Filter the entries and keep only the lines where the string "ylabel" appears.

**The records:**
_ _ _ _ _

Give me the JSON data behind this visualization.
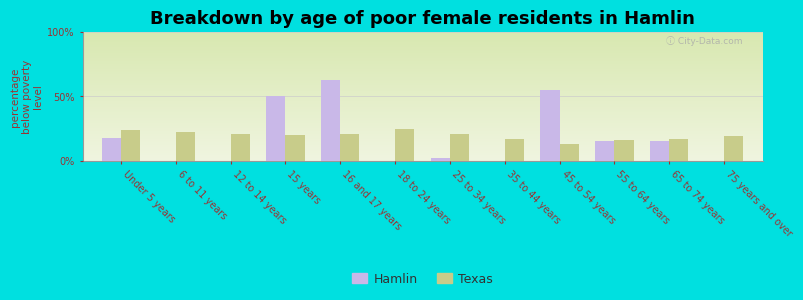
{
  "title": "Breakdown by age of poor female residents in Hamlin",
  "ylabel": "percentage\nbelow poverty\nlevel",
  "categories": [
    "Under 5 years",
    "6 to 11 years",
    "12 to 14 years",
    "15 years",
    "16 and 17 years",
    "18 to 24 years",
    "25 to 34 years",
    "35 to 44 years",
    "45 to 54 years",
    "55 to 64 years",
    "65 to 74 years",
    "75 years and over"
  ],
  "hamlin_values": [
    18,
    0,
    0,
    50,
    63,
    0,
    2,
    0,
    55,
    15,
    15,
    0
  ],
  "texas_values": [
    24,
    22,
    21,
    20,
    21,
    25,
    21,
    17,
    13,
    16,
    17,
    19
  ],
  "hamlin_color": "#c9b8e8",
  "texas_color": "#c8cc8a",
  "background_top": "#d8e8b0",
  "background_bottom": "#f0f5e0",
  "outer_bg": "#00e0e0",
  "ylim": [
    0,
    100
  ],
  "yticks": [
    0,
    50,
    100
  ],
  "ytick_labels": [
    "0%",
    "50%",
    "100%"
  ],
  "bar_width": 0.35,
  "title_fontsize": 13,
  "axis_label_fontsize": 7.5,
  "tick_label_fontsize": 7,
  "legend_hamlin": "Hamlin",
  "legend_texas": "Texas",
  "label_color": "#993333"
}
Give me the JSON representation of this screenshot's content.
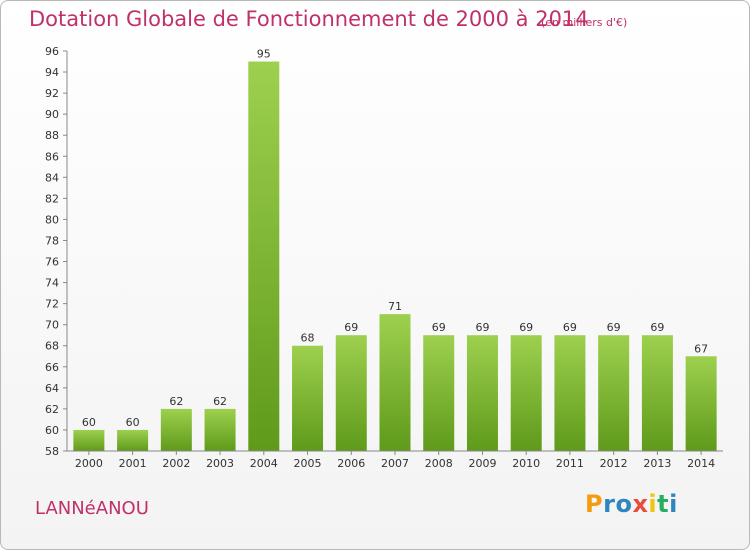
{
  "header": {
    "title": "Dotation Globale de Fonctionnement de 2000 à 2014",
    "subtitle": "(en milliers d'€)"
  },
  "footer": {
    "commune": "LANNéANOU",
    "logo_text": "Proxiti"
  },
  "colors": {
    "title": "#c0306a",
    "bar_light": "#9ed04f",
    "bar_dark": "#5f9a1a"
  },
  "chart_data": {
    "type": "bar",
    "title": "Dotation Globale de Fonctionnement de 2000 à 2014",
    "subtitle": "(en milliers d'€)",
    "xlabel": "",
    "ylabel": "",
    "categories": [
      "2000",
      "2001",
      "2002",
      "2003",
      "2004",
      "2005",
      "2006",
      "2007",
      "2008",
      "2009",
      "2010",
      "2011",
      "2012",
      "2013",
      "2014"
    ],
    "values": [
      60,
      60,
      62,
      62,
      95,
      68,
      69,
      71,
      69,
      69,
      69,
      69,
      69,
      69,
      67
    ],
    "ylim": [
      58,
      96
    ],
    "yticks": [
      58,
      60,
      62,
      64,
      66,
      68,
      70,
      72,
      74,
      76,
      78,
      80,
      82,
      84,
      86,
      88,
      90,
      92,
      94,
      96
    ],
    "grid": false,
    "legend": "none"
  }
}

_ _ _ _ _

**Task output:**
  "ylabel": "percentage\nbelow poverty\nlevel",
    "ylabel": "",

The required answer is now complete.